= EXERCISE =
Identify each line below that contains the word "python", and copy it out.

= RECORD EXCERPTS =
** begin **

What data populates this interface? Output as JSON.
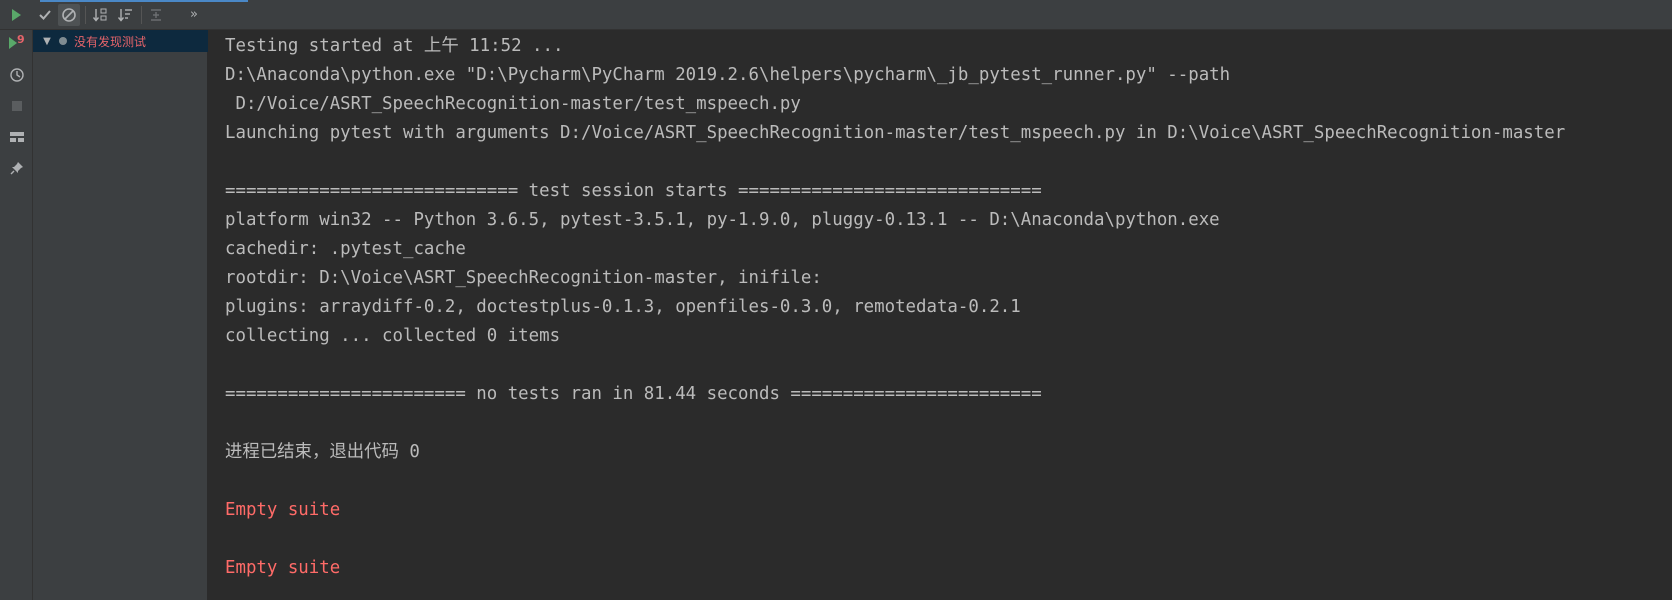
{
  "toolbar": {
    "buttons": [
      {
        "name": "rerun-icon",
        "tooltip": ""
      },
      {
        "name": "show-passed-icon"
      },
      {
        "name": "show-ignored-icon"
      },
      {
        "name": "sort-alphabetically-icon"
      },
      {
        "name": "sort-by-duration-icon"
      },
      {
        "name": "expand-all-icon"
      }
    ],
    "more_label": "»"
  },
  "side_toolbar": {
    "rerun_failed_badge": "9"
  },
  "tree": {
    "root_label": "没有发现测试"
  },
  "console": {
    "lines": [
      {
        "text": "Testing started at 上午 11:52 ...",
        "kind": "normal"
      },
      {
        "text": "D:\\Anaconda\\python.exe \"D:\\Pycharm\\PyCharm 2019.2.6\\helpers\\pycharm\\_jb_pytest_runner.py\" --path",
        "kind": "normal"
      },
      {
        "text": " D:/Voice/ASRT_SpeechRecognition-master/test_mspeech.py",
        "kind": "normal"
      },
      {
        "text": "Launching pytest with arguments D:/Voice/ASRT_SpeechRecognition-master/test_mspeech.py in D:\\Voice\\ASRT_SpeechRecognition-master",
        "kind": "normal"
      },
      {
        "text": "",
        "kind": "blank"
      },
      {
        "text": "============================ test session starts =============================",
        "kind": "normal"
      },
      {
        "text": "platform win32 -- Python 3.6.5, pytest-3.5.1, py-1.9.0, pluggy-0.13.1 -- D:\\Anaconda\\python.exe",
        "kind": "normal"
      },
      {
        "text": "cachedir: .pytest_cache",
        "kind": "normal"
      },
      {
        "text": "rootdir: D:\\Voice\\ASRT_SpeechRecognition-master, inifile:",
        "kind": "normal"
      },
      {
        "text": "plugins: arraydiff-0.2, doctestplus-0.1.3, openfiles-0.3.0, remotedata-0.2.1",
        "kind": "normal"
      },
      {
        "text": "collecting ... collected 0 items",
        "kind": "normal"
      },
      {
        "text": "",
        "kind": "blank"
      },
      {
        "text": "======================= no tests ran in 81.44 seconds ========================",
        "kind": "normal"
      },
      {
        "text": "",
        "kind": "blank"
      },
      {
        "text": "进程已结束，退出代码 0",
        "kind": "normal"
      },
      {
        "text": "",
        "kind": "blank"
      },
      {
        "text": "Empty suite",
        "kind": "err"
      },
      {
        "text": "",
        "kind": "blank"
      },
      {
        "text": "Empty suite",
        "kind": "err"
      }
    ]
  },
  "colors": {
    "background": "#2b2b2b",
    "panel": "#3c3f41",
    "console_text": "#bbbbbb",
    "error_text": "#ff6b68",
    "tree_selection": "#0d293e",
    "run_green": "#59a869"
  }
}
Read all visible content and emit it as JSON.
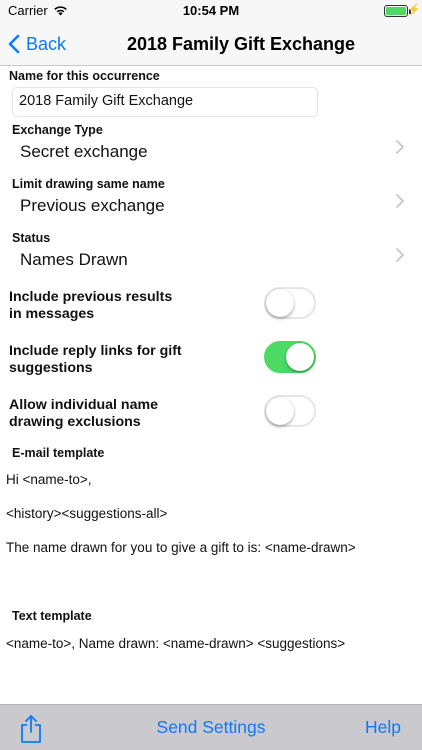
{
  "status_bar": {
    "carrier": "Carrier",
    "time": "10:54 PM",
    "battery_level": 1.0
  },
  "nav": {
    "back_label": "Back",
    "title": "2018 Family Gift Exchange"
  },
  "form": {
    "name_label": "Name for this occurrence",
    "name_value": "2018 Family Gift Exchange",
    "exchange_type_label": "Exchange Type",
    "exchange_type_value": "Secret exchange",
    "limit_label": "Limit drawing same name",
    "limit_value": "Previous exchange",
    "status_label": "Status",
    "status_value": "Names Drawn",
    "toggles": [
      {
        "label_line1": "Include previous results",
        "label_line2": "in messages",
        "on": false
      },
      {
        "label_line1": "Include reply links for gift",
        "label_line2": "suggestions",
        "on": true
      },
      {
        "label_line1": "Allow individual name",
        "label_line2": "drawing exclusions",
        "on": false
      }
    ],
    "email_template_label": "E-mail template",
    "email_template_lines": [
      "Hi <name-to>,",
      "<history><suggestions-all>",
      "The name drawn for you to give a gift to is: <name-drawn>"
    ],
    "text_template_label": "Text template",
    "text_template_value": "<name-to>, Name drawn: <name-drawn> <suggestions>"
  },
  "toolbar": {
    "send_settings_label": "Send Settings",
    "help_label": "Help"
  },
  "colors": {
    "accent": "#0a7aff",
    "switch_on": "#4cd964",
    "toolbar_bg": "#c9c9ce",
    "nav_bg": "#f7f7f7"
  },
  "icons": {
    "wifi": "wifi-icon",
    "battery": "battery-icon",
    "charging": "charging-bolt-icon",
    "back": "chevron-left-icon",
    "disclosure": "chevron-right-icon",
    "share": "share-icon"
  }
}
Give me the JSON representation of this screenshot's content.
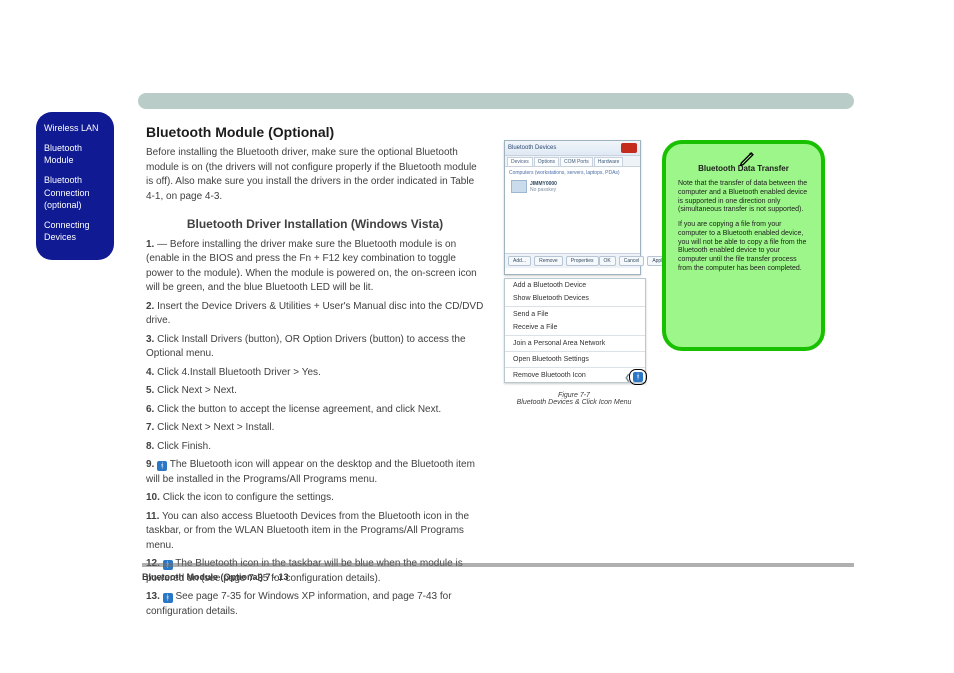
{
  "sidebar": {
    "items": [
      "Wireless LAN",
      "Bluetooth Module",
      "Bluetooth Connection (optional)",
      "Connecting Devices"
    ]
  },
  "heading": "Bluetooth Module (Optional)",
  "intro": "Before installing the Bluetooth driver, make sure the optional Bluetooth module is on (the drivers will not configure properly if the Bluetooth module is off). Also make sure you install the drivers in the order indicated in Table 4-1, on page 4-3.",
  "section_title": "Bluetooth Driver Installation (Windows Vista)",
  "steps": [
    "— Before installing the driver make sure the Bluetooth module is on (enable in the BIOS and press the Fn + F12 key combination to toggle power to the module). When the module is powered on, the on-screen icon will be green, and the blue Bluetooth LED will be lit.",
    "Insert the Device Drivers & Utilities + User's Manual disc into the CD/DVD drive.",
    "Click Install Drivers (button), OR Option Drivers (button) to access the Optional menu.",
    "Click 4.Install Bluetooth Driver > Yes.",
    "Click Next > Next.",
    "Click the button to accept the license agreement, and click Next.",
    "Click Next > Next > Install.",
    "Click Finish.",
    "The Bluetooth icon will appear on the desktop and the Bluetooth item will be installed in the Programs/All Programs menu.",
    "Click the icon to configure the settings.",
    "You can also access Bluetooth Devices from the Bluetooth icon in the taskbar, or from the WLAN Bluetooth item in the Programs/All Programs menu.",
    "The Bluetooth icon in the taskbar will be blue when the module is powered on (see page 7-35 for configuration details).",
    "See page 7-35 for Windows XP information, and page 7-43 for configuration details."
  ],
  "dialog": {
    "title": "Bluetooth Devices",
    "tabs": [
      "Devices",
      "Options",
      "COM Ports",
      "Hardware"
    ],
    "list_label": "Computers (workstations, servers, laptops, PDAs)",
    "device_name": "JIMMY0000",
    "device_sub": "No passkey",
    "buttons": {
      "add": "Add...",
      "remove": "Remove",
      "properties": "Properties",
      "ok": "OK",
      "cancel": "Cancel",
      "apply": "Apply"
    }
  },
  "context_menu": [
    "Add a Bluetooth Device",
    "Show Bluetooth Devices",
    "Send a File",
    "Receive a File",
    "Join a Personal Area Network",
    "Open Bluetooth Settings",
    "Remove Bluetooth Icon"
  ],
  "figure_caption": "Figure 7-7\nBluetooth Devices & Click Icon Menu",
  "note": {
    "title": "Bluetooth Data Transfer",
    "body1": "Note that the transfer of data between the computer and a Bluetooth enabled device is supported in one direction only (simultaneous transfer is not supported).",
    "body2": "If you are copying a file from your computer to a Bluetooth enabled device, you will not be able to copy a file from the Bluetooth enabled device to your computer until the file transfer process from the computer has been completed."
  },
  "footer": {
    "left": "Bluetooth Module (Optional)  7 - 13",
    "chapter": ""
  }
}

** end **

= TASK OUTPUT =
        "text": "D:\\Anaconda\\python.exe \"D:\\Pycharm\\PyCharm 2019.2.6\\helpers\\pycharm\\_jb_pytest_runner.py\" --path",
        "text": "platform win32 -- Python 3.6.5, pytest-3.5.1, py-1.9.0, pluggy-0.13.1 -- D:\\Anaconda\\python.exe",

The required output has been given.